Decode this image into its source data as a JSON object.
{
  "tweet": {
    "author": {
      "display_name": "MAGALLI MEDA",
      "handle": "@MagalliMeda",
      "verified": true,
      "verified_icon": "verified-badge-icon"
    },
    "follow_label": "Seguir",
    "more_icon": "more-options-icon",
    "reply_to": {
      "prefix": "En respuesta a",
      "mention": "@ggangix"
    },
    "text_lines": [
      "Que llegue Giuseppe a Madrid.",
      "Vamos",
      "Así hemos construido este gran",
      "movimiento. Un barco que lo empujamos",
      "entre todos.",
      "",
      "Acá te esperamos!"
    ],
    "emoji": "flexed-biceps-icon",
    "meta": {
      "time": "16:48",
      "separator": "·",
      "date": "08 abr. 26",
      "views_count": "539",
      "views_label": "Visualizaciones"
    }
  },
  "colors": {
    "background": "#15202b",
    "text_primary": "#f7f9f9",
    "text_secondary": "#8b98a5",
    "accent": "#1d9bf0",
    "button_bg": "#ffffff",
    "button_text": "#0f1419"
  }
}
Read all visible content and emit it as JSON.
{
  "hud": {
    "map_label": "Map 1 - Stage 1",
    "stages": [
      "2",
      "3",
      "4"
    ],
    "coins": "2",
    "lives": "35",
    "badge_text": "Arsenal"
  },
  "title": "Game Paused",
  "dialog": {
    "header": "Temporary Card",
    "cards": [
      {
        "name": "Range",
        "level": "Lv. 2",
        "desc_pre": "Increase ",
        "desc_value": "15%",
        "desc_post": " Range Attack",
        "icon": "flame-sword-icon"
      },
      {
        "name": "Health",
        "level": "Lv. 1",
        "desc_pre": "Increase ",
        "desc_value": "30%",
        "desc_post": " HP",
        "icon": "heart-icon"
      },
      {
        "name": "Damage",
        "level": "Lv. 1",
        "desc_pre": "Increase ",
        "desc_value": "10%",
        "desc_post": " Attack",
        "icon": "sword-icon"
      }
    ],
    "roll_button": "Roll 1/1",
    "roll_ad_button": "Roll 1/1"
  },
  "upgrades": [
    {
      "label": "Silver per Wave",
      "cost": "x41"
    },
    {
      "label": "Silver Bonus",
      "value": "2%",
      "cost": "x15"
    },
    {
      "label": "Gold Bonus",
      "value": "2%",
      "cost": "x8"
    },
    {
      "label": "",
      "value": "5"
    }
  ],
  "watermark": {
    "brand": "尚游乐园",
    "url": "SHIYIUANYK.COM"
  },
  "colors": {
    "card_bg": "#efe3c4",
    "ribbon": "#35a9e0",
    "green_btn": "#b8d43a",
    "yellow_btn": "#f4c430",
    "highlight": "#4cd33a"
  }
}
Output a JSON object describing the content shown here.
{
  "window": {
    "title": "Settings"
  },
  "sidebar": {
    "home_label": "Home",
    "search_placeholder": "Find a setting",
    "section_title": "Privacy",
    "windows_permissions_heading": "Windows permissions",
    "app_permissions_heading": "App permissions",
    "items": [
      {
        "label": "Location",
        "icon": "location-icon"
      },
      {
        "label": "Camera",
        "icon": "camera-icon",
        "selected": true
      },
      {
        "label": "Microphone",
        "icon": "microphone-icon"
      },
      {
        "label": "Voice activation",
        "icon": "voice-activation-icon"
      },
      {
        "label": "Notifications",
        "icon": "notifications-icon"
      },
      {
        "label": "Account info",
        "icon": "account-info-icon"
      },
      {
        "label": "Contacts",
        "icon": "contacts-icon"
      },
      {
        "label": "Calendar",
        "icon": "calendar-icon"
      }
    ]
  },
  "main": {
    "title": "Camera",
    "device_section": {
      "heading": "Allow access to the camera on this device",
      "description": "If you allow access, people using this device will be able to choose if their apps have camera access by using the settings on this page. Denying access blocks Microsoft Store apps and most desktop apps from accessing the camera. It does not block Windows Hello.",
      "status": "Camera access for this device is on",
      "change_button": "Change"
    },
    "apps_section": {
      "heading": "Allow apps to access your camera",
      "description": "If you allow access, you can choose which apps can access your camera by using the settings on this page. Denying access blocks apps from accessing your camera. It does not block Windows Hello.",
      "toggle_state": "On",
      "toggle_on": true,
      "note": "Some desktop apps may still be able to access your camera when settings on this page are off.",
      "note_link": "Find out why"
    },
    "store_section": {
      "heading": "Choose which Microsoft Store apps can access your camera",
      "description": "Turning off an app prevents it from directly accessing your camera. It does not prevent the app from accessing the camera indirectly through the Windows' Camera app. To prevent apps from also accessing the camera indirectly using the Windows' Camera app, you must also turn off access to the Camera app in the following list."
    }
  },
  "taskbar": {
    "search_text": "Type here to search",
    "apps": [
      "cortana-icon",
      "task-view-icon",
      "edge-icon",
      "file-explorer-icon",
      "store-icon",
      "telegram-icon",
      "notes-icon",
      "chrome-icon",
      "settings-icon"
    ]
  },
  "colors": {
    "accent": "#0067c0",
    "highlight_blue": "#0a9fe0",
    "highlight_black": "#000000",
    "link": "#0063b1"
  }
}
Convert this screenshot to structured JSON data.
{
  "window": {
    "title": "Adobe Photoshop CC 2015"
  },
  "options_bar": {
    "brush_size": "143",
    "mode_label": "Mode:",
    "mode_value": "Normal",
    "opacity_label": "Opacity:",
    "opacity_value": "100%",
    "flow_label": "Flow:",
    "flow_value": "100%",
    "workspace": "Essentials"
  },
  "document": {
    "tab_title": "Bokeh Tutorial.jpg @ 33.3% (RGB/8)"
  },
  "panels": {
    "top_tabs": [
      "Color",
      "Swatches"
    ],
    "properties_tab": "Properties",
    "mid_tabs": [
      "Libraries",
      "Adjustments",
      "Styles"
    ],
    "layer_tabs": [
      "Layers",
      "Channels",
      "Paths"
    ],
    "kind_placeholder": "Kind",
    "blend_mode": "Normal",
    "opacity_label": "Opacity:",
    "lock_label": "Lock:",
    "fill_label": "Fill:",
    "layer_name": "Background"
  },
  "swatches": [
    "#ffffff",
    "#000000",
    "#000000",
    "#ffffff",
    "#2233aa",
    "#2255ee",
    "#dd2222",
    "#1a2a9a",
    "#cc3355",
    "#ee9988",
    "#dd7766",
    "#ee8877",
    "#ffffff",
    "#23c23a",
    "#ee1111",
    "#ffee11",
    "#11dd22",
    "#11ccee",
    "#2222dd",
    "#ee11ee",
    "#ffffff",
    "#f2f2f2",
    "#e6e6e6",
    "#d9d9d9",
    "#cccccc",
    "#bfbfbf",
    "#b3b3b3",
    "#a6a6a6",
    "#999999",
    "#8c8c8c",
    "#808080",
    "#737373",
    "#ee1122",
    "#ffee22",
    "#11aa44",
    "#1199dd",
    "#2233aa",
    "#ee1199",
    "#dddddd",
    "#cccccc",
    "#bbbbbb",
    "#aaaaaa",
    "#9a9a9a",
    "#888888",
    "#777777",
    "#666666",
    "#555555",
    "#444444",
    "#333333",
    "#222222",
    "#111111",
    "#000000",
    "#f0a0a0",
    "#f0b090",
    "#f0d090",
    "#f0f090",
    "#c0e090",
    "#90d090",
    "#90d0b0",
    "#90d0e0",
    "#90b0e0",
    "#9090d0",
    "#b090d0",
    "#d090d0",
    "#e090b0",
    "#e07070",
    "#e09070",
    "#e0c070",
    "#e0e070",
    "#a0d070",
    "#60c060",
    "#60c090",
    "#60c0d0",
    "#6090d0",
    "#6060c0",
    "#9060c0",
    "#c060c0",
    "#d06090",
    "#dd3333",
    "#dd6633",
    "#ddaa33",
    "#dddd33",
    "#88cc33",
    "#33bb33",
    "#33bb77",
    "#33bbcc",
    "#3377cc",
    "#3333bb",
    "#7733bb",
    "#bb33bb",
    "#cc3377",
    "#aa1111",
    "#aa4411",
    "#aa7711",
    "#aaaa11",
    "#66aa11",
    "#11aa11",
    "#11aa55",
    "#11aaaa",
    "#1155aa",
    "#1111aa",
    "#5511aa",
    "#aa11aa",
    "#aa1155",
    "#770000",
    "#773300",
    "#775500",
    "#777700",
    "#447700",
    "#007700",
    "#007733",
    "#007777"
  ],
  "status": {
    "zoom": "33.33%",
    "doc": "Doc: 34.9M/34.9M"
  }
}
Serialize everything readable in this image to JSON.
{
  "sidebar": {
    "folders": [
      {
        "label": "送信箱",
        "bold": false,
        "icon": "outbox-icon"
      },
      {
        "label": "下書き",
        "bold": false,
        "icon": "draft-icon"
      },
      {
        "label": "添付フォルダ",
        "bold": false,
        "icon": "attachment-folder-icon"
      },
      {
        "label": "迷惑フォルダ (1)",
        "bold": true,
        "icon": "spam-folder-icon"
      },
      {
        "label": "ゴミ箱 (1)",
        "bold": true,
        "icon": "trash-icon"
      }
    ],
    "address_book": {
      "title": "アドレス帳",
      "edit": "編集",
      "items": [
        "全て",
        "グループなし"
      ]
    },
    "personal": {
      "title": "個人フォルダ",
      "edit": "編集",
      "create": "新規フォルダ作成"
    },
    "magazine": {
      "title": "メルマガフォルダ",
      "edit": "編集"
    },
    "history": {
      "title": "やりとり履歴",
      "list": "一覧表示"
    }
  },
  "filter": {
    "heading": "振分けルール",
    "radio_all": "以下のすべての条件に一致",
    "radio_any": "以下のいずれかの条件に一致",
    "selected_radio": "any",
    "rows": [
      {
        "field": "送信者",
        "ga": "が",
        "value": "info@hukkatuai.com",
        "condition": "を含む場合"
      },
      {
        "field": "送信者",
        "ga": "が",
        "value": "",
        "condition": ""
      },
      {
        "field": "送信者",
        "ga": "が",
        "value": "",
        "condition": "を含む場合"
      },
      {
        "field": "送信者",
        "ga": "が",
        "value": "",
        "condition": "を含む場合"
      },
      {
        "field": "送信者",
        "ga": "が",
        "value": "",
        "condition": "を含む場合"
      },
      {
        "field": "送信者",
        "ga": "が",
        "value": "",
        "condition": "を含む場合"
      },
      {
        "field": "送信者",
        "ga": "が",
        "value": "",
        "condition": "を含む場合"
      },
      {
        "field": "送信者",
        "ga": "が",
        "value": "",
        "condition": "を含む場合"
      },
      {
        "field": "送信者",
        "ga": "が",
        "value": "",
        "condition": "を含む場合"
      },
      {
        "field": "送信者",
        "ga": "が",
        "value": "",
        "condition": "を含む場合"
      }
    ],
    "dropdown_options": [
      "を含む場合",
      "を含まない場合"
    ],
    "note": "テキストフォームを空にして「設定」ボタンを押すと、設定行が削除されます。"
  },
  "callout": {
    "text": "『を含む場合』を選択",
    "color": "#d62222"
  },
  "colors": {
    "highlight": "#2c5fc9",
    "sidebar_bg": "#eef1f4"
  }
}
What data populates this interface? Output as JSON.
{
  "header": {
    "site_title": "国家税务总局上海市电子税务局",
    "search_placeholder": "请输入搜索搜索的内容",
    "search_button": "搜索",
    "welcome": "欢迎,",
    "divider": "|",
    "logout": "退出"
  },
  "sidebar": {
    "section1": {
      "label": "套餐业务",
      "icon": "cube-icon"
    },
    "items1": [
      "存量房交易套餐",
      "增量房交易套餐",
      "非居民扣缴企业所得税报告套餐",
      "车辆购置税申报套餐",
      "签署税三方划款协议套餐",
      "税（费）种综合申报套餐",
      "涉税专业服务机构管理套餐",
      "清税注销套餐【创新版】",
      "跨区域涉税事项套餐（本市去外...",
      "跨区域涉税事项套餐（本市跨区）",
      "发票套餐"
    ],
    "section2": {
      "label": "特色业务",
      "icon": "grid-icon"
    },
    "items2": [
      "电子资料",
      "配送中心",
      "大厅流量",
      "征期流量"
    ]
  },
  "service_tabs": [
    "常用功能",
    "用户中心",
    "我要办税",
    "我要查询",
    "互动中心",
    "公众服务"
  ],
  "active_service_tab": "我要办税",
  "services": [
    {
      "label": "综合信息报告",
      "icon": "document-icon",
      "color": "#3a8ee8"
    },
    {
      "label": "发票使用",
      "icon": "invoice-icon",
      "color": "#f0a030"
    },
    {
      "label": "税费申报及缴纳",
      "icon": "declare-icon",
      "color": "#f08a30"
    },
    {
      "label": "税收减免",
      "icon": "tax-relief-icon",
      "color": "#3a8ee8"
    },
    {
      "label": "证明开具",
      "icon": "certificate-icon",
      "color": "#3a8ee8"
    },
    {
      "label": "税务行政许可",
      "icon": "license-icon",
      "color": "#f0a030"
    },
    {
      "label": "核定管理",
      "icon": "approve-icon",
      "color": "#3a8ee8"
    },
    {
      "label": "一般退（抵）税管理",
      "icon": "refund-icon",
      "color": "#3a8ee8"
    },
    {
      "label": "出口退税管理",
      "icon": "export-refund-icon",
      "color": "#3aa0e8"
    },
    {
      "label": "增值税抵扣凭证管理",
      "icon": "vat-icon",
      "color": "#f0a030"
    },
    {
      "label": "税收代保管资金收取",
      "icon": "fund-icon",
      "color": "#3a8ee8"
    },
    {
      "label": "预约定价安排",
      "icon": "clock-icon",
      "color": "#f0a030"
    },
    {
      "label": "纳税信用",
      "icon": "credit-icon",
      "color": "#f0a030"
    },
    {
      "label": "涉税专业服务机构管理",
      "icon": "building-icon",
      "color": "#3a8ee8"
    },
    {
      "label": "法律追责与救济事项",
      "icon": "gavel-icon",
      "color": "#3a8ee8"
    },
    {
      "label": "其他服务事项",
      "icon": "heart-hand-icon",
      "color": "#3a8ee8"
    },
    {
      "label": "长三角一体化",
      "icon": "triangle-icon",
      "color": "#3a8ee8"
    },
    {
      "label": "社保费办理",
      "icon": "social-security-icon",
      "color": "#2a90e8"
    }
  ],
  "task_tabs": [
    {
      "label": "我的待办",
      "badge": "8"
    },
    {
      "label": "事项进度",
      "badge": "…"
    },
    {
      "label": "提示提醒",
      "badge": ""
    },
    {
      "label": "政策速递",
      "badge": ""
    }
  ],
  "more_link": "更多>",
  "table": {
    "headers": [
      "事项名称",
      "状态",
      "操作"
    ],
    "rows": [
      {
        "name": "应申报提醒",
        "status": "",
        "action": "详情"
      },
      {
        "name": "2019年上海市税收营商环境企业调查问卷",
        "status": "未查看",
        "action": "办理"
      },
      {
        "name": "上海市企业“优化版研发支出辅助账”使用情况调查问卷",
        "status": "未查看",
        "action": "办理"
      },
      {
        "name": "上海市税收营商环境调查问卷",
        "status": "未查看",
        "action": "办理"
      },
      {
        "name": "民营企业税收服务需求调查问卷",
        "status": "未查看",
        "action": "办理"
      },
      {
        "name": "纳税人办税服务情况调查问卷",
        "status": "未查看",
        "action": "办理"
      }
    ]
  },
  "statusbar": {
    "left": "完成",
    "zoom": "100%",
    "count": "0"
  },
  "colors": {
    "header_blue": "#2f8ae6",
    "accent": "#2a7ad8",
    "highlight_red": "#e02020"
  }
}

## Exercise requirements
Out of the preceding entries, pull every line containing the string "data".

## Output of the exercise
Decode this image into its source data as a JSON object.
Convert this screenshot to structured JSON data.
What data populates this interface? Output as JSON.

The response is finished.